OBJECTIVE ▸ Give every line from the entries that contains "content".

DATASET ROWS ▸
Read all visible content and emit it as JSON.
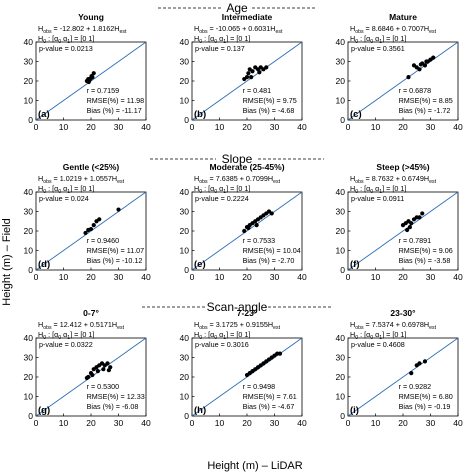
{
  "figure": {
    "xlabel": "Height (m) – LiDAR",
    "ylabel": "Height (m) – Field",
    "fit_color": "#2e6fb5",
    "point_color": "#000000"
  },
  "sections": [
    {
      "label": "Age"
    },
    {
      "label": "Slope"
    },
    {
      "label": "Scan-angle"
    }
  ],
  "chart_data": [
    {
      "type": "scatter",
      "panel": "(a)",
      "title": "Young",
      "equation": "H_obs = -12.802 + 1.8162H_est",
      "equation_display": "H obs = -12.802 + 1.8162H est",
      "h0": "H0 : [α0 α1] = [0 1]",
      "p_value": "p-value = 0.0213",
      "r": "r = 0.7159",
      "rmse": "RMSE(%) = 11.98",
      "bias": "Bias (%) = -11.17",
      "xlim": [
        0,
        40
      ],
      "ylim": [
        0,
        40
      ],
      "xticks": [
        0,
        10,
        20,
        30,
        40
      ],
      "yticks": [
        0,
        10,
        20,
        30,
        40
      ],
      "points": [
        [
          18.5,
          20
        ],
        [
          19,
          21
        ],
        [
          19.5,
          20.5
        ],
        [
          20,
          21.5
        ],
        [
          20.5,
          22
        ],
        [
          21,
          24
        ],
        [
          19.2,
          19.5
        ],
        [
          20.2,
          22.5
        ]
      ]
    },
    {
      "type": "scatter",
      "panel": "(b)",
      "title": "Intermediate",
      "equation": "H_obs = -10.065 + 0.6031H_est",
      "equation_display": "H obs = -10.065 + 0.6031H est",
      "h0": "H0 : [α0 α1] = [0 1]",
      "p_value": "p-value = 0.137",
      "r": "r = 0.481",
      "rmse": "RMSE(%) = 9.75",
      "bias": "Bias (%) = -4.68",
      "xlim": [
        0,
        40
      ],
      "ylim": [
        0,
        40
      ],
      "xticks": [
        0,
        10,
        20,
        30,
        40
      ],
      "yticks": [
        0,
        10,
        20,
        30,
        40
      ],
      "points": [
        [
          19,
          21
        ],
        [
          20,
          22
        ],
        [
          20.5,
          24
        ],
        [
          21,
          26
        ],
        [
          22,
          25
        ],
        [
          23,
          27
        ],
        [
          24,
          26
        ],
        [
          25,
          27
        ],
        [
          26,
          26
        ],
        [
          27,
          27
        ],
        [
          21.5,
          22
        ],
        [
          24.5,
          24.5
        ]
      ]
    },
    {
      "type": "scatter",
      "panel": "(c)",
      "title": "Mature",
      "equation": "H_obs = 8.6846 + 0.7007H_est",
      "equation_display": "H obs = 8.6846 + 0.7007H est",
      "h0": "H0 : [α0 α1] = [0 1]",
      "p_value": "p-value = 0.3561",
      "r": "r = 0.6878",
      "rmse": "RMSE(%) = 8.85",
      "bias": "Bias (%) = -1.72",
      "xlim": [
        0,
        40
      ],
      "ylim": [
        0,
        40
      ],
      "xticks": [
        0,
        10,
        20,
        30,
        40
      ],
      "yticks": [
        0,
        10,
        20,
        30,
        40
      ],
      "points": [
        [
          22,
          22
        ],
        [
          24,
          28
        ],
        [
          25,
          27
        ],
        [
          26,
          26
        ],
        [
          27,
          29
        ],
        [
          28,
          28
        ],
        [
          29,
          30
        ],
        [
          30,
          31
        ],
        [
          31,
          32
        ],
        [
          26.5,
          28.5
        ],
        [
          28.5,
          30
        ]
      ]
    },
    {
      "type": "scatter",
      "panel": "(d)",
      "title": "Gentle (<25%)",
      "equation": "H_obs = 1.0219 + 1.0557H_est",
      "equation_display": "H obs = 1.0219 + 1.0557H est",
      "h0": "H0 : [α0 α1] = [0 1]",
      "p_value": "p-value = 0.024",
      "r": "r = 0.9460",
      "rmse": "RMSE(%) = 11.07",
      "bias": "Bias (%) = -10.12",
      "xlim": [
        0,
        40
      ],
      "ylim": [
        0,
        40
      ],
      "xticks": [
        0,
        10,
        20,
        30,
        40
      ],
      "yticks": [
        0,
        10,
        20,
        30,
        40
      ],
      "points": [
        [
          18,
          19
        ],
        [
          19,
          20.5
        ],
        [
          20,
          21
        ],
        [
          21,
          23
        ],
        [
          22,
          25
        ],
        [
          23,
          26
        ],
        [
          30,
          31
        ]
      ]
    },
    {
      "type": "scatter",
      "panel": "(e)",
      "title": "Moderate (25-45%)",
      "equation": "H_obs = 7.6385 + 0.7099H_est",
      "equation_display": "H obs = 7.6385 + 0.7099H est",
      "h0": "H0 : [α0 α1] = [0 1]",
      "p_value": "p-value = 0.2224",
      "r": "r = 0.7533",
      "rmse": "RMSE(%) = 10.04",
      "bias": "Bias (%) = -2.70",
      "xlim": [
        0,
        40
      ],
      "ylim": [
        0,
        40
      ],
      "xticks": [
        0,
        10,
        20,
        30,
        40
      ],
      "yticks": [
        0,
        10,
        20,
        30,
        40
      ],
      "points": [
        [
          19,
          20
        ],
        [
          20,
          22
        ],
        [
          21,
          23
        ],
        [
          22,
          24
        ],
        [
          23,
          25
        ],
        [
          24,
          26
        ],
        [
          25,
          27
        ],
        [
          26,
          28
        ],
        [
          27,
          29
        ],
        [
          28,
          30
        ],
        [
          29,
          29
        ],
        [
          20.5,
          21.5
        ],
        [
          23.5,
          23
        ]
      ]
    },
    {
      "type": "scatter",
      "panel": "(f)",
      "title": "Steep (>45%)",
      "equation": "H_obs = 8.7632 + 0.6749H_est",
      "equation_display": "H obs = 8.7632 + 0.6749H est",
      "h0": "H0 : [α0 α1] = [0 1]",
      "p_value": "p-value = 0.0911",
      "r": "r = 0.7891",
      "rmse": "RMSE(%) = 9.06",
      "bias": "Bias (%) = -3.58",
      "xlim": [
        0,
        40
      ],
      "ylim": [
        0,
        40
      ],
      "xticks": [
        0,
        10,
        20,
        30,
        40
      ],
      "yticks": [
        0,
        10,
        20,
        30,
        40
      ],
      "points": [
        [
          20,
          23
        ],
        [
          21,
          24
        ],
        [
          22,
          25
        ],
        [
          23,
          24
        ],
        [
          24,
          26
        ],
        [
          25,
          27
        ],
        [
          26,
          27
        ],
        [
          27,
          29
        ],
        [
          21.5,
          20.5
        ],
        [
          22.5,
          22
        ]
      ]
    },
    {
      "type": "scatter",
      "panel": "(g)",
      "title": "0-7°",
      "equation": "H_obs = 12.412 + 0.5171H_est",
      "equation_display": "H obs = 12.412 + 0.5171H est",
      "h0": "H0 : [α0 α1] = [0 1]",
      "p_value": "p-value = 0.0322",
      "r": "r = 0.5300",
      "rmse": "RMSE(%) = 12.33",
      "bias": "Bias (%) = -6.08",
      "xlim": [
        0,
        40
      ],
      "ylim": [
        0,
        40
      ],
      "xticks": [
        0,
        10,
        20,
        30,
        40
      ],
      "yticks": [
        0,
        10,
        20,
        30,
        40
      ],
      "points": [
        [
          19,
          20
        ],
        [
          20,
          22
        ],
        [
          21,
          24
        ],
        [
          22,
          25
        ],
        [
          23,
          26
        ],
        [
          24,
          27
        ],
        [
          25,
          26
        ],
        [
          26,
          27
        ],
        [
          27,
          25
        ],
        [
          18.5,
          19.5
        ],
        [
          20.5,
          21
        ],
        [
          22.5,
          23
        ],
        [
          24.5,
          24
        ],
        [
          26.5,
          23.5
        ]
      ]
    },
    {
      "type": "scatter",
      "panel": "(h)",
      "title": "7-23°",
      "equation": "H_obs = 3.1725 + 0.9155H_est",
      "equation_display": "H obs = 3.1725 + 0.9155H est",
      "h0": "H0 : [α0 α1] = [0 1]",
      "p_value": "p-value = 0.3016",
      "r": "r = 0.9498",
      "rmse": "RMSE(%) = 7.61",
      "bias": "Bias (%) = -4.67",
      "xlim": [
        0,
        40
      ],
      "ylim": [
        0,
        40
      ],
      "xticks": [
        0,
        10,
        20,
        30,
        40
      ],
      "yticks": [
        0,
        10,
        20,
        30,
        40
      ],
      "points": [
        [
          20,
          21
        ],
        [
          21,
          22
        ],
        [
          22,
          23
        ],
        [
          23,
          24
        ],
        [
          24,
          25
        ],
        [
          25,
          26
        ],
        [
          26,
          27
        ],
        [
          27,
          28
        ],
        [
          28,
          29
        ],
        [
          29,
          30
        ],
        [
          30,
          31
        ],
        [
          31,
          32
        ],
        [
          32,
          32
        ]
      ]
    },
    {
      "type": "scatter",
      "panel": "(i)",
      "title": "23-30°",
      "equation": "H_obs = 7.5374 + 0.6978H_est",
      "equation_display": "H obs = 7.5374 + 0.6978H est",
      "h0": "H0 : [α0 α1] = [0 1]",
      "p_value": "p-value = 0.4608",
      "r": "r = 0.9282",
      "rmse": "RMSE(%) = 6.80",
      "bias": "Bias (%) = -0.19",
      "xlim": [
        0,
        40
      ],
      "ylim": [
        0,
        40
      ],
      "xticks": [
        0,
        10,
        20,
        30,
        40
      ],
      "yticks": [
        0,
        10,
        20,
        30,
        40
      ],
      "points": [
        [
          23,
          22
        ],
        [
          25,
          26
        ],
        [
          26,
          27
        ],
        [
          28,
          28
        ]
      ]
    }
  ]
}
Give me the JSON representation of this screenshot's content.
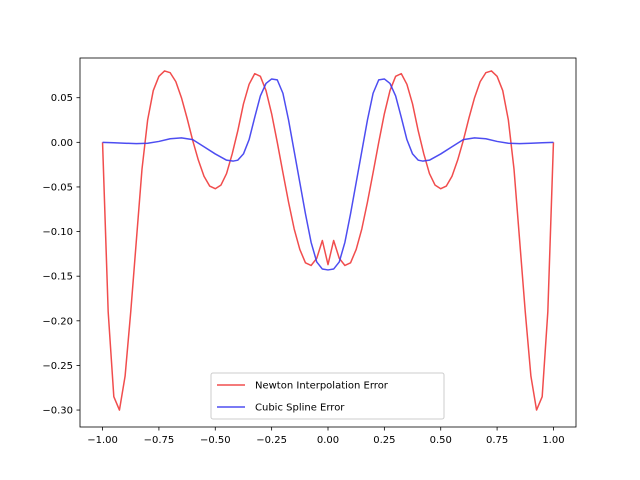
{
  "chart_data": {
    "type": "line",
    "title": "",
    "xlabel": "",
    "ylabel": "",
    "xlim": [
      -1.1,
      1.1
    ],
    "ylim": [
      -0.319,
      0.0945
    ],
    "grid": false,
    "legend_position": "bottom-center",
    "x_ticks": [
      -1.0,
      -0.75,
      -0.5,
      -0.25,
      0.0,
      0.25,
      0.5,
      0.75,
      1.0
    ],
    "x_tick_labels": [
      "−1.00",
      "−0.75",
      "−0.50",
      "−0.25",
      "0.00",
      "0.25",
      "0.50",
      "0.75",
      "1.00"
    ],
    "y_ticks": [
      0.05,
      0.0,
      -0.05,
      -0.1,
      -0.15,
      -0.2,
      -0.25,
      -0.3
    ],
    "y_tick_labels": [
      "0.05",
      "0.00",
      "−0.05",
      "−0.10",
      "−0.15",
      "−0.20",
      "−0.25",
      "−0.30"
    ],
    "series": [
      {
        "name": "Newton Interpolation Error",
        "color": "#ef3a3a",
        "x": [
          -1.0,
          -0.975,
          -0.95,
          -0.925,
          -0.9,
          -0.875,
          -0.85,
          -0.825,
          -0.8,
          -0.775,
          -0.75,
          -0.725,
          -0.7,
          -0.675,
          -0.65,
          -0.625,
          -0.6,
          -0.575,
          -0.55,
          -0.525,
          -0.5,
          -0.475,
          -0.45,
          -0.425,
          -0.4,
          -0.375,
          -0.35,
          -0.325,
          -0.3,
          -0.275,
          -0.25,
          -0.225,
          -0.2,
          -0.175,
          -0.15,
          -0.125,
          -0.1,
          -0.075,
          -0.05,
          -0.025,
          0.0,
          0.025,
          0.05,
          0.075,
          0.1,
          0.125,
          0.15,
          0.175,
          0.2,
          0.225,
          0.25,
          0.275,
          0.3,
          0.325,
          0.35,
          0.375,
          0.4,
          0.425,
          0.45,
          0.475,
          0.5,
          0.525,
          0.55,
          0.575,
          0.6,
          0.625,
          0.65,
          0.675,
          0.7,
          0.725,
          0.75,
          0.775,
          0.8,
          0.825,
          0.85,
          0.875,
          0.9,
          0.925,
          0.95,
          0.975,
          1.0
        ],
        "y": [
          0.0,
          -0.19,
          -0.285,
          -0.3,
          -0.262,
          -0.19,
          -0.11,
          -0.03,
          0.025,
          0.058,
          0.074,
          0.08,
          0.078,
          0.068,
          0.05,
          0.027,
          0.002,
          -0.02,
          -0.038,
          -0.049,
          -0.052,
          -0.048,
          -0.035,
          -0.013,
          0.013,
          0.043,
          0.065,
          0.077,
          0.074,
          0.058,
          0.032,
          0.0,
          -0.034,
          -0.067,
          -0.097,
          -0.12,
          -0.135,
          -0.138,
          -0.13,
          -0.11,
          -0.137,
          -0.11,
          -0.13,
          -0.138,
          -0.135,
          -0.12,
          -0.097,
          -0.067,
          -0.034,
          0.0,
          0.032,
          0.058,
          0.074,
          0.077,
          0.065,
          0.043,
          0.013,
          -0.013,
          -0.035,
          -0.048,
          -0.052,
          -0.049,
          -0.038,
          -0.02,
          0.002,
          0.027,
          0.05,
          0.068,
          0.078,
          0.08,
          0.074,
          0.058,
          0.025,
          -0.03,
          -0.11,
          -0.19,
          -0.262,
          -0.3,
          -0.285,
          -0.19,
          0.0
        ]
      },
      {
        "name": "Cubic Spline Error",
        "color": "#3a3aef",
        "x": [
          -1.0,
          -0.95,
          -0.9,
          -0.85,
          -0.8,
          -0.75,
          -0.7,
          -0.65,
          -0.6,
          -0.55,
          -0.5,
          -0.45,
          -0.42,
          -0.4,
          -0.375,
          -0.35,
          -0.325,
          -0.3,
          -0.275,
          -0.25,
          -0.225,
          -0.2,
          -0.175,
          -0.15,
          -0.125,
          -0.1,
          -0.075,
          -0.05,
          -0.025,
          0.0,
          0.025,
          0.05,
          0.075,
          0.1,
          0.125,
          0.15,
          0.175,
          0.2,
          0.225,
          0.25,
          0.275,
          0.3,
          0.325,
          0.35,
          0.375,
          0.4,
          0.42,
          0.45,
          0.5,
          0.55,
          0.6,
          0.65,
          0.7,
          0.75,
          0.8,
          0.85,
          0.9,
          0.95,
          1.0
        ],
        "y": [
          0.0,
          -0.0005,
          -0.001,
          -0.0015,
          -0.001,
          0.001,
          0.004,
          0.005,
          0.003,
          -0.005,
          -0.013,
          -0.02,
          -0.021,
          -0.02,
          -0.013,
          0.003,
          0.028,
          0.052,
          0.066,
          0.071,
          0.07,
          0.055,
          0.025,
          -0.01,
          -0.045,
          -0.08,
          -0.112,
          -0.134,
          -0.142,
          -0.143,
          -0.142,
          -0.134,
          -0.112,
          -0.08,
          -0.045,
          -0.01,
          0.025,
          0.055,
          0.07,
          0.071,
          0.066,
          0.052,
          0.028,
          0.003,
          -0.013,
          -0.02,
          -0.021,
          -0.02,
          -0.013,
          -0.005,
          0.003,
          0.005,
          0.004,
          0.001,
          -0.001,
          -0.0015,
          -0.001,
          -0.0005,
          0.0
        ]
      }
    ]
  }
}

SOLUTION TO THE EXERCISE ▸
Read all visible content and emit it as JSON.
Give me the JSON representation of this screenshot's content.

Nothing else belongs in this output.